Stated task => Reproduce each line exactly.

Extracted data =>
+++
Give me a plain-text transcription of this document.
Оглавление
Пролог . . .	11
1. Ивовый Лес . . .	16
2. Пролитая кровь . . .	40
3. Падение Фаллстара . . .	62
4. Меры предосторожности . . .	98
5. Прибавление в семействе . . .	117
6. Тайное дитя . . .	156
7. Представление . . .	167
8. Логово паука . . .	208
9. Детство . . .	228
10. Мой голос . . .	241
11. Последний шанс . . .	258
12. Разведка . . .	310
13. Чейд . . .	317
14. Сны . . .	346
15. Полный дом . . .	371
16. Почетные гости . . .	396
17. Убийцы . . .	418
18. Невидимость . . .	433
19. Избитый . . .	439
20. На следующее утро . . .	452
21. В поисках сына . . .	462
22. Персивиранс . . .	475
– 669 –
+++
Response to this exercise =>
Give me a plain-text transcription of this document.
Оглавление
Пролог . . .	11
1. Ивовый Лес . . .	16
2. Пролитая кровь . . .	40
3. Падение Фаллстара . . .	62
4. Меры предосторожности . . .	98
5. Прибавление в семействе . . .	117
6. Тайное дитя . . .	156
7. Представление . . .	167
8. Логово паука . . .	208
9. Детство . . .	228
10. Мой голос . . .	241
11. Последний шанс . . .	258
12. Разведка . . .	310
13. Чейд . . .	317
14. Сны . . .	346
15. Полный дом . . .	371
16. Почетные гости . . .	396
17. Убийцы . . .	418
18. Невидимость . . .	433
19. Избитый . . .	439
20. На следующее утро . . .	452
21. В поисках сына . . .	462
22. Персивиранс . . .	475
– 669 –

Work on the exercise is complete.